DOCUMENT EXTRACT –
______

IS 340

Management Information Systems

Chapter 9 – Notes

Developing and Acquiring Information Systems

 

I.  Case Study – Managing in the Digital World:  Casual Gaming:  You. Me, and Wii

 

II.  Making the Business Case for an Information System – the process of identifying, quantifying, and presenting the value provided by an information system

          A.  Business Case Objectives – deciding what elements (in this case, information systems) that will or will not add value and competitive advantage to the firm; deciding what is in the firm’s best interests and deciding “go” or “no go” to a particular information system

          B.  The Productivity Paradox – while quantifying the Costs of a proposed system is easy, quantifying tangible productivity gains from its use is very difficult; while IS may produce gains, other factors may reduce those gains (regulation, taxes, etc.); also, sometimes systems have unintended consequences – employees surfing the net, personal email, online chatting, games, etc., reduce productivity gains; but identifying productivity gains from IS is a well-known problem

                   1.  Measurement Problems – what are we trying to measure, & is that the right thing to measure?  System Effectiveness vs. System Efficiency – which is to be measured and which is more important?  Many systems today are a Strategic Necessity and required to stay in business (ATMs for the banking business), but are difficult to justify in terms of Costs

                   2.  Time Lags – there may be a significant time lag between the time the investment occurs and the time the bottom line improves; businesses today want to see ROI right now!

______

LISTED RECORDS –
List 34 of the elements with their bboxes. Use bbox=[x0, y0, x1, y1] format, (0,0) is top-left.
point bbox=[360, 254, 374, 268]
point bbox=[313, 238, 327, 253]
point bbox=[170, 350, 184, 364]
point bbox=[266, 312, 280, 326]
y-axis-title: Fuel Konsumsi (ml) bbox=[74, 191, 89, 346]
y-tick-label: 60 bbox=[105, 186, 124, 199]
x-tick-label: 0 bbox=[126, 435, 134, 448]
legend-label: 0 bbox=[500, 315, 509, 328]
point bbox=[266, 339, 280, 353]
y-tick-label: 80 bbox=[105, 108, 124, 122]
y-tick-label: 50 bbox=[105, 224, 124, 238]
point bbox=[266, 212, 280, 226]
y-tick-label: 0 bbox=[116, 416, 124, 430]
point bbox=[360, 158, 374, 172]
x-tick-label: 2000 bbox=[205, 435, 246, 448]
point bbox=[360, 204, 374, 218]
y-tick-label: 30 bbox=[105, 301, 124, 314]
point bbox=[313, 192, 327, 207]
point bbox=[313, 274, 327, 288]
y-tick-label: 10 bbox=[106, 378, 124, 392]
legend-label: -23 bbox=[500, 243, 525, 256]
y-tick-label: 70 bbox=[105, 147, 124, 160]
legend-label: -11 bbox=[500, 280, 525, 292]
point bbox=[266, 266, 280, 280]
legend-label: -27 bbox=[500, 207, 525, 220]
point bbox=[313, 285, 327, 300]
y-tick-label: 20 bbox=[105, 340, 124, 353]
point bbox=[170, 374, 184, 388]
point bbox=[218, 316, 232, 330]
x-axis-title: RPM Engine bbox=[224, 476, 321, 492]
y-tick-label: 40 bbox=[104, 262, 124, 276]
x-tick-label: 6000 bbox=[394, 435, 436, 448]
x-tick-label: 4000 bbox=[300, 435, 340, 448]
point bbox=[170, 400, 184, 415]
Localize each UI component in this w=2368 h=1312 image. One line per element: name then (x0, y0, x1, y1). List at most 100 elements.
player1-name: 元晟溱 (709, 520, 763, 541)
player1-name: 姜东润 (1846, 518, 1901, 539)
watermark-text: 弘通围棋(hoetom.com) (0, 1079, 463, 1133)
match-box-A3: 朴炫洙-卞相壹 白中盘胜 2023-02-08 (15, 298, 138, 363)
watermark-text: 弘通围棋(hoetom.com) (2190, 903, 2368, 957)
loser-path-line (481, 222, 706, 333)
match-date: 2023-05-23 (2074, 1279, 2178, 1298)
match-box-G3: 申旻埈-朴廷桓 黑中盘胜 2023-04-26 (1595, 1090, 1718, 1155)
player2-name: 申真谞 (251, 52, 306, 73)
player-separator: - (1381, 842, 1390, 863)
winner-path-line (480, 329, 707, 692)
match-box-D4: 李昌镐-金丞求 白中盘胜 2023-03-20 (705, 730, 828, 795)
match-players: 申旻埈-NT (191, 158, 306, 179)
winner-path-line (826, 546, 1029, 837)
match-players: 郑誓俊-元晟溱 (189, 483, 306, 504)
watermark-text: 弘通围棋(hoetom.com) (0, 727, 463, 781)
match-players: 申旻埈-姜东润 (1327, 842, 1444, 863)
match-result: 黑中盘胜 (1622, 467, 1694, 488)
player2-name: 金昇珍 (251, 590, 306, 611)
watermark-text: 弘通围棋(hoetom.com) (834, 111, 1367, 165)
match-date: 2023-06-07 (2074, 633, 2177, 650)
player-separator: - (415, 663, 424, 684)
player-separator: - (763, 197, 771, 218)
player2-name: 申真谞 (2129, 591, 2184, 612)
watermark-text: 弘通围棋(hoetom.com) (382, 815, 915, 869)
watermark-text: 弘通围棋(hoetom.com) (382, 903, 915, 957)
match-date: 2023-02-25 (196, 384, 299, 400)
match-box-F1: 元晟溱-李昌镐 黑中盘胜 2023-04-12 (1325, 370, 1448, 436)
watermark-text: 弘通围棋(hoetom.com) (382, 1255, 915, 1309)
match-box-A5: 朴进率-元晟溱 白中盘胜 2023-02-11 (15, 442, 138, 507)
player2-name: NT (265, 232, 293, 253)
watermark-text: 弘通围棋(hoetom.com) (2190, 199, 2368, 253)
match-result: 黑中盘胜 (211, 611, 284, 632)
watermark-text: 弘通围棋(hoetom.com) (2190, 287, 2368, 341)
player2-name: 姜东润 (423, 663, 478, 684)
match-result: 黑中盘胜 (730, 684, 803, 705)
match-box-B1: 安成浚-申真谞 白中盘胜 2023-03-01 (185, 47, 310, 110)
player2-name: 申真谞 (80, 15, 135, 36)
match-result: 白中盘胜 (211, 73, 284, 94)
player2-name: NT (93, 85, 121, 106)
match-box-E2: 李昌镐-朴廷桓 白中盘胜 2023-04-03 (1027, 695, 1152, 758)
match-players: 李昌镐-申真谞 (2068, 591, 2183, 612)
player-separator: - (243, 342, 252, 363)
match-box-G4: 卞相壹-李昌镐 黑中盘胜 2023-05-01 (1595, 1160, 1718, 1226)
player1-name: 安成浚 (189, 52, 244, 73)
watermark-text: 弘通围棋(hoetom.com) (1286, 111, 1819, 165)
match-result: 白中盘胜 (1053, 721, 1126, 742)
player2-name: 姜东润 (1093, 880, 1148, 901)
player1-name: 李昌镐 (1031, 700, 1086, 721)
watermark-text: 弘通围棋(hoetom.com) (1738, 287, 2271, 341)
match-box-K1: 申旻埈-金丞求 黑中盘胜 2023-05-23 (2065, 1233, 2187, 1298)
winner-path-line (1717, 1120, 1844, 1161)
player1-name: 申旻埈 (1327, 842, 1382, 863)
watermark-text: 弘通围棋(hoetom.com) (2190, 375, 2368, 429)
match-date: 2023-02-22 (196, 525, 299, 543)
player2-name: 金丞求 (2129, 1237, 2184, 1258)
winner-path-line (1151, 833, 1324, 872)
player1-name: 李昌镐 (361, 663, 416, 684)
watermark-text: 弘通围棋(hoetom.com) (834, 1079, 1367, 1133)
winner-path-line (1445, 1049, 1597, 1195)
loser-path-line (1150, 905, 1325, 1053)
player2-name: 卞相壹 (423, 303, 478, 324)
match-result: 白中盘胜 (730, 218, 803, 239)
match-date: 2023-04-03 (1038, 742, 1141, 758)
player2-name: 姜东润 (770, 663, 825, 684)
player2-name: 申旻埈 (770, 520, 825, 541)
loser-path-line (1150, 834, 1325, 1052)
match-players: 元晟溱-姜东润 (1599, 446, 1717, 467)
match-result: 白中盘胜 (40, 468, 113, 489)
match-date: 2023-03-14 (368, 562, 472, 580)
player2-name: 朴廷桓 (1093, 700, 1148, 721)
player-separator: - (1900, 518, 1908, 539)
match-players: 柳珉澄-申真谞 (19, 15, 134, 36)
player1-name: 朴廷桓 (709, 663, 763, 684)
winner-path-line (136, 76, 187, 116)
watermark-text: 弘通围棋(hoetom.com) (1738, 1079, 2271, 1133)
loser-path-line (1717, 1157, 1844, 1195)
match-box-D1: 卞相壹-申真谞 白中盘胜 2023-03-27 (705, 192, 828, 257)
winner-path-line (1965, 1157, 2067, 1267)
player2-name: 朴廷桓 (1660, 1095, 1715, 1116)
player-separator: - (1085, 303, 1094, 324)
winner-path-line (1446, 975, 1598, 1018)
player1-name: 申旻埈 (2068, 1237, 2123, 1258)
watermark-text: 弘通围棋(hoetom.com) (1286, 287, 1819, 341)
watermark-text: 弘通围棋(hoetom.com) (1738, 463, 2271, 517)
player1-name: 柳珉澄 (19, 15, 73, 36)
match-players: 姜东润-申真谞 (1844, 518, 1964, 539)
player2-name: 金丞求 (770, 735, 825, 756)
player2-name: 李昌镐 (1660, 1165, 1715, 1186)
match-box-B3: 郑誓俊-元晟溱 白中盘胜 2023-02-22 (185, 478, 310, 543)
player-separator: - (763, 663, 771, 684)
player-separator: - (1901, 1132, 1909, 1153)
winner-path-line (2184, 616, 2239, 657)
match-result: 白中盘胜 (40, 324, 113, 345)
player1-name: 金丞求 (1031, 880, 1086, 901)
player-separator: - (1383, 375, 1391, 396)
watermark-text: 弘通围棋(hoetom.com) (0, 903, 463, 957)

______

GIVEN TASK –
List every example that the information systems notes give of employee activities that reduce productivity gains. The lines come from a different source than the information systems notes.

REPLY –
- Surfing the net
- Personal email
- Online chatting
- Games